#### Task to carry out
Copy all records verbatim.

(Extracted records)

+ + +

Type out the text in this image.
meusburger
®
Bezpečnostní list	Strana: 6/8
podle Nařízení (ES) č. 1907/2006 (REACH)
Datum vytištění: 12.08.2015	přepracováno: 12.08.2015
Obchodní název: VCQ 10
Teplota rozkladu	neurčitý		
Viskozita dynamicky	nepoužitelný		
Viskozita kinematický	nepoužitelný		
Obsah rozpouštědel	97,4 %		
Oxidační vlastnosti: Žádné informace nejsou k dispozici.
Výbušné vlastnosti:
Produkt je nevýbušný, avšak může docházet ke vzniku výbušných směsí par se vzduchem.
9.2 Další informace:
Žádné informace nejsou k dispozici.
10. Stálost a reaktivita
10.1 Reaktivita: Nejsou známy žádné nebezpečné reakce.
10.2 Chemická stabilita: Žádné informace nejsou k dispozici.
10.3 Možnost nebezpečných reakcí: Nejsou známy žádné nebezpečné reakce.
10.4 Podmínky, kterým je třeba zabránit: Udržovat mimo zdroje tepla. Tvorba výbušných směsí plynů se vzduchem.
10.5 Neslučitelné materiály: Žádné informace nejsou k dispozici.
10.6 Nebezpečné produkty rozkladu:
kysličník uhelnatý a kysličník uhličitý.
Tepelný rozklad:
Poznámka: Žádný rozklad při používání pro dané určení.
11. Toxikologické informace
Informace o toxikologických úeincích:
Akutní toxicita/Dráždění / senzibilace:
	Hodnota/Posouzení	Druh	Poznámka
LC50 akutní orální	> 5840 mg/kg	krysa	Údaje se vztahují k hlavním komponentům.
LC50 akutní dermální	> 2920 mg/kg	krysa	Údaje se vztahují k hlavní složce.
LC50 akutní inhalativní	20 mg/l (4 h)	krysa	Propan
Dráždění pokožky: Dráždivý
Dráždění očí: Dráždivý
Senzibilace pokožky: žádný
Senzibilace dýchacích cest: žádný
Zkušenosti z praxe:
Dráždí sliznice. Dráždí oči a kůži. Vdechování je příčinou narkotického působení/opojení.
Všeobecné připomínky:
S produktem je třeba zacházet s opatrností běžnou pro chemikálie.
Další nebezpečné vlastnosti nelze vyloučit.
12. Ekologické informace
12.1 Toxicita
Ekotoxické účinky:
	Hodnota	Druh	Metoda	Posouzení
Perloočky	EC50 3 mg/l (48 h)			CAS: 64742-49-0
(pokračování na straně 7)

+ + +

#### Result for this exercise
Type out the text in this image.
meusburger
®
Bezpečnostní list	Strana: 6/8
podle Nařízení (ES) č. 1907/2006 (REACH)
Datum vytištění: 12.08.2015	přepracováno: 12.08.2015
Obchodní název: VCQ 10
Teplota rozkladu	neurčitý		
Viskozita dynamicky	nepoužitelný		
Viskozita kinematický	nepoužitelný		
Obsah rozpouštědel	97,4 %		
Oxidační vlastnosti: Žádné informace nejsou k dispozici.
Výbušné vlastnosti:
Produkt je nevýbušný, avšak může docházet ke vzniku výbušných směsí par se vzduchem.
9.2 Další informace:
Žádné informace nejsou k dispozici.
10. Stálost a reaktivita
10.1 Reaktivita: Nejsou známy žádné nebezpečné reakce.
10.2 Chemická stabilita: Žádné informace nejsou k dispozici.
10.3 Možnost nebezpečných reakcí: Nejsou známy žádné nebezpečné reakce.
10.4 Podmínky, kterým je třeba zabránit: Udržovat mimo zdroje tepla. Tvorba výbušných směsí plynů se vzduchem.
10.5 Neslučitelné materiály: Žádné informace nejsou k dispozici.
10.6 Nebezpečné produkty rozkladu:
kysličník uhelnatý a kysličník uhličitý.
Tepelný rozklad:
Poznámka: Žádný rozklad při používání pro dané určení.
11. Toxikologické informace
Informace o toxikologických úeincích:
Akutní toxicita/Dráždění / senzibilace:
	Hodnota/Posouzení	Druh	Poznámka
LC50 akutní orální	> 5840 mg/kg	krysa	Údaje se vztahují k hlavním komponentům.
LC50 akutní dermální	> 2920 mg/kg	krysa	Údaje se vztahují k hlavní složce.
LC50 akutní inhalativní	20 mg/l (4 h)	krysa	Propan
Dráždění pokožky: Dráždivý
Dráždění očí: Dráždivý
Senzibilace pokožky: žádný
Senzibilace dýchacích cest: žádný
Zkušenosti z praxe:
Dráždí sliznice. Dráždí oči a kůži. Vdechování je příčinou narkotického působení/opojení.
Všeobecné připomínky:
S produktem je třeba zacházet s opatrností běžnou pro chemikálie.
Další nebezpečné vlastnosti nelze vyloučit.
12. Ekologické informace
12.1 Toxicita
Ekotoxické účinky:
	Hodnota	Druh	Metoda	Posouzení
Perloočky	EC50 3 mg/l (48 h)			CAS: 64742-49-0
(pokračování na straně 7)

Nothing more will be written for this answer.